TASK DIRECTIONS —
Go through the entries below, tally each line with the string "Services", and give the final number by itself.

Extracted data entries:

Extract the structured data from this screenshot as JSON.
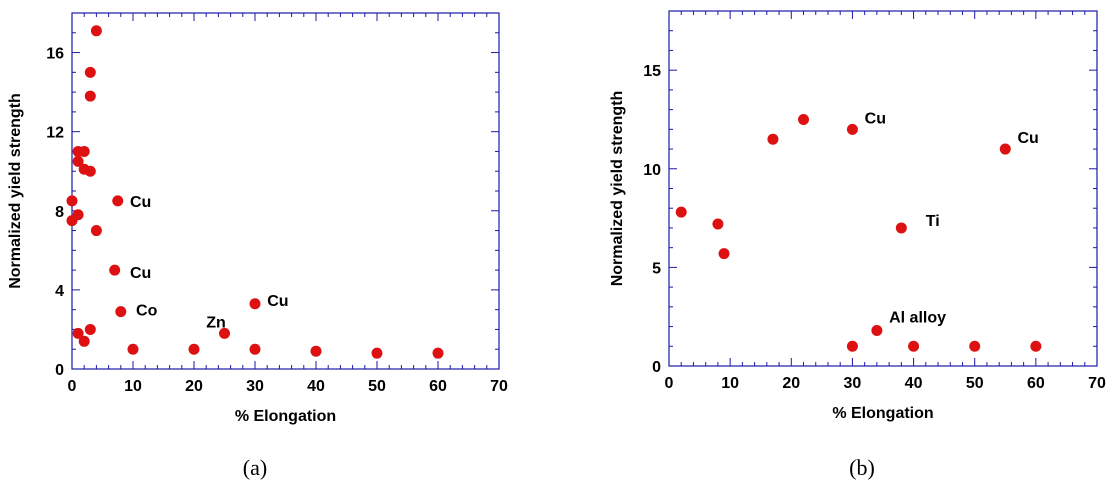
{
  "chart_data": [
    {
      "type": "scatter",
      "title": "",
      "caption": "(a)",
      "xlabel": "% Elongation",
      "ylabel": "Normalized yield strength",
      "xlim": [
        0,
        70
      ],
      "ylim": [
        0,
        18
      ],
      "xticks": [
        0,
        10,
        20,
        30,
        40,
        50,
        60,
        70
      ],
      "yticks": [
        0,
        4,
        8,
        12,
        16
      ],
      "marker_color": "#dd1111",
      "series": [
        {
          "points": [
            {
              "x": 4,
              "y": 17.1
            },
            {
              "x": 3,
              "y": 15.0
            },
            {
              "x": 3,
              "y": 13.8
            },
            {
              "x": 1,
              "y": 11.0
            },
            {
              "x": 2,
              "y": 11.0
            },
            {
              "x": 1,
              "y": 10.5
            },
            {
              "x": 2,
              "y": 10.1
            },
            {
              "x": 3,
              "y": 10.0
            },
            {
              "x": 0,
              "y": 8.5
            },
            {
              "x": 7.5,
              "y": 8.5
            },
            {
              "x": 1,
              "y": 7.8
            },
            {
              "x": 0,
              "y": 7.5
            },
            {
              "x": 4,
              "y": 7.0
            },
            {
              "x": 7,
              "y": 5.0
            },
            {
              "x": 8,
              "y": 2.9
            },
            {
              "x": 3,
              "y": 2.0
            },
            {
              "x": 1,
              "y": 1.8
            },
            {
              "x": 2,
              "y": 1.4
            },
            {
              "x": 10,
              "y": 1.0
            },
            {
              "x": 20,
              "y": 1.0
            },
            {
              "x": 25,
              "y": 1.8
            },
            {
              "x": 30,
              "y": 3.3
            },
            {
              "x": 30,
              "y": 1.0
            },
            {
              "x": 40,
              "y": 0.9
            },
            {
              "x": 50,
              "y": 0.8
            },
            {
              "x": 60,
              "y": 0.8
            }
          ]
        }
      ],
      "annotations": [
        {
          "text": "Cu",
          "x": 9.5,
          "y": 8.5
        },
        {
          "text": "Cu",
          "x": 9.5,
          "y": 4.9
        },
        {
          "text": "Co",
          "x": 10.5,
          "y": 3.0
        },
        {
          "text": "Zn",
          "x": 22,
          "y": 2.4
        },
        {
          "text": "Cu",
          "x": 32,
          "y": 3.5
        }
      ]
    },
    {
      "type": "scatter",
      "title": "",
      "caption": "(b)",
      "xlabel": "% Elongation",
      "ylabel": "Normalized yield strength",
      "xlim": [
        0,
        70
      ],
      "ylim": [
        0,
        18
      ],
      "xticks": [
        0,
        10,
        20,
        30,
        40,
        50,
        60,
        70
      ],
      "yticks": [
        0,
        5,
        10,
        15
      ],
      "marker_color": "#dd1111",
      "series": [
        {
          "points": [
            {
              "x": 2,
              "y": 7.8
            },
            {
              "x": 8,
              "y": 7.2
            },
            {
              "x": 9,
              "y": 5.7
            },
            {
              "x": 17,
              "y": 11.5
            },
            {
              "x": 22,
              "y": 12.5
            },
            {
              "x": 30,
              "y": 12.0
            },
            {
              "x": 55,
              "y": 11.0
            },
            {
              "x": 38,
              "y": 7.0
            },
            {
              "x": 34,
              "y": 1.8
            },
            {
              "x": 30,
              "y": 1.0
            },
            {
              "x": 40,
              "y": 1.0
            },
            {
              "x": 50,
              "y": 1.0
            },
            {
              "x": 60,
              "y": 1.0
            }
          ]
        }
      ],
      "annotations": [
        {
          "text": "Cu",
          "x": 32,
          "y": 12.6
        },
        {
          "text": "Cu",
          "x": 57,
          "y": 11.6
        },
        {
          "text": "Ti",
          "x": 42,
          "y": 7.4
        },
        {
          "text": "Al alloy",
          "x": 36,
          "y": 2.5
        }
      ]
    }
  ]
}
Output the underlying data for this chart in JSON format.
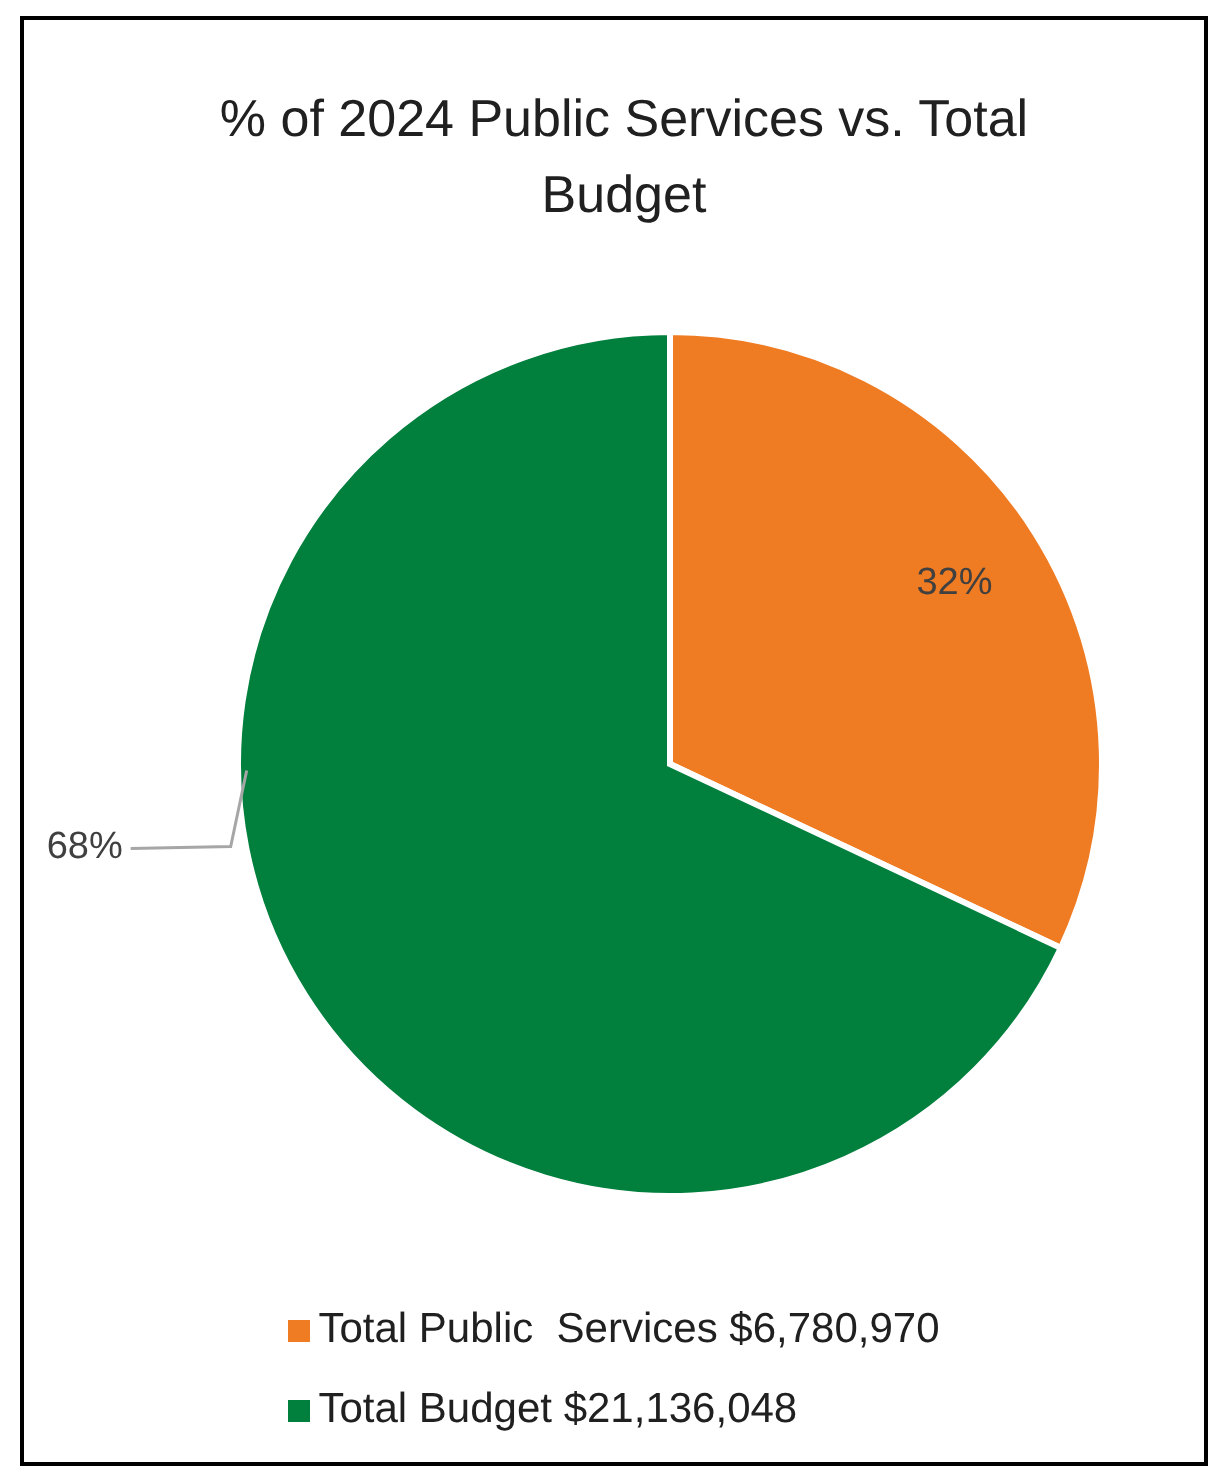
{
  "chart_data": {
    "type": "pie",
    "title": "% of 2024 Public Services vs. Total Budget",
    "categories": [
      "Total Public  Services $6,780,970",
      "Total Budget $21,136,048"
    ],
    "values": [
      32,
      68
    ],
    "colors": [
      "#ef7b22",
      "#007f3d"
    ],
    "value_labels": [
      "32%",
      "68%"
    ],
    "legend": "bottom"
  }
}
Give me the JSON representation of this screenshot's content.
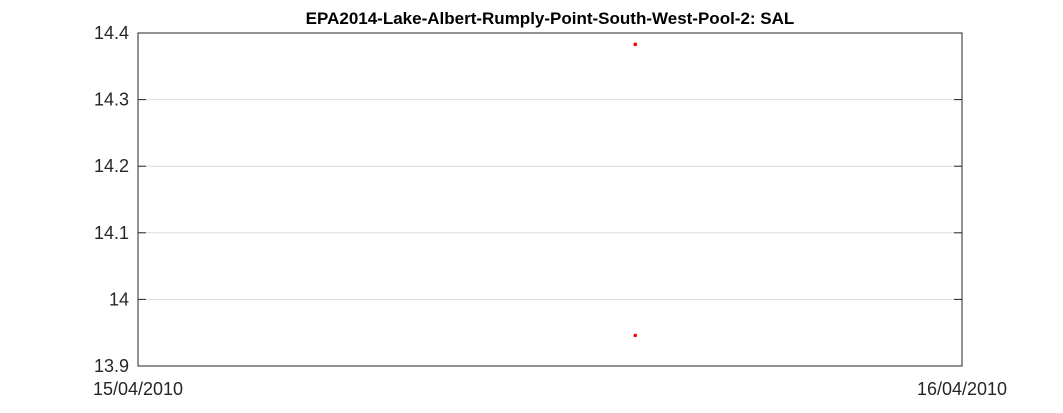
{
  "chart_data": {
    "type": "scatter",
    "title": "EPA2014-Lake-Albert-Rumply-Point-South-West-Pool-2: SAL",
    "xlabel": "",
    "ylabel": "",
    "xlim": [
      "15/04/2010 00:00",
      "16/04/2010 00:00"
    ],
    "ylim": [
      13.9,
      14.4
    ],
    "x_tick_labels": [
      "15/04/2010",
      "16/04/2010"
    ],
    "y_ticks": [
      13.9,
      14,
      14.1,
      14.2,
      14.3,
      14.4
    ],
    "y_tick_labels": [
      "13.9",
      "14",
      "14.1",
      "14.2",
      "14.3",
      "14.4"
    ],
    "grid": true,
    "marker_color": "#ff0000",
    "series": [
      {
        "x": [
          "15/04/2010 14:29",
          "15/04/2010 14:29"
        ],
        "y": [
          14.383,
          13.946
        ]
      }
    ]
  }
}
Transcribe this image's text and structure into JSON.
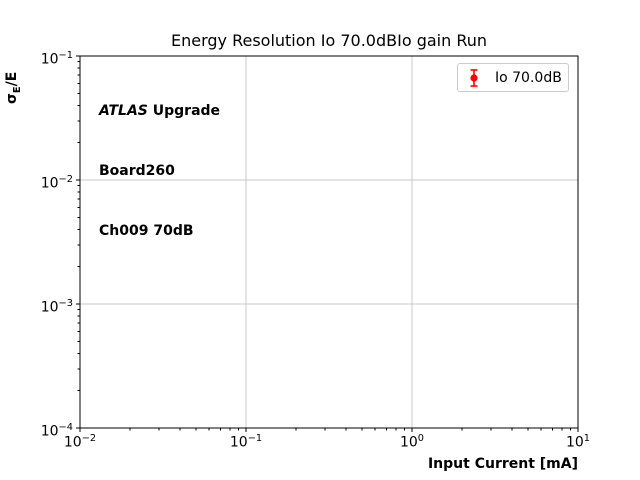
{
  "figure": {
    "title": "Energy Resolution Io 70.0dBIo gain Run"
  },
  "annotation": {
    "experiment": "ATLAS",
    "experiment_suffix": " Upgrade",
    "line2": "Board260",
    "line3": "Ch009 70dB"
  },
  "legend": {
    "label": "Io 70.0dB",
    "marker": "errorbar-circle-icon",
    "marker_color": "#ff0000",
    "border_color": "#cccccc"
  },
  "ylabel_parts": {
    "symbol": "σ",
    "subscript": "E",
    "suffix": "/E"
  },
  "chart_data": {
    "type": "scatter",
    "title": "Energy Resolution Io 70.0dBIo gain Run",
    "xlabel": "Input Current [mA]",
    "ylabel": "σE/E",
    "x_scale": "log",
    "y_scale": "log",
    "xlim": [
      0.01,
      10
    ],
    "ylim": [
      0.0001,
      0.1
    ],
    "x_tick_exponents": [
      -2,
      -1,
      0,
      1
    ],
    "y_tick_exponents": [
      -1,
      -2,
      -3,
      -4
    ],
    "x_tick_labels": [
      "10^-2",
      "10^-1",
      "10^0",
      "10^1"
    ],
    "y_tick_labels": [
      "10^-1",
      "10^-2",
      "10^-3",
      "10^-4"
    ],
    "grid": true,
    "grid_color": "#c9c9c9",
    "spine_color": "#000000",
    "legend_position": "upper right",
    "series": [
      {
        "name": "Io 70.0dB",
        "color": "#ff0000",
        "marker": "errorbar-circle",
        "points": []
      }
    ]
  }
}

ANSWER TO THE EXERCISE —
2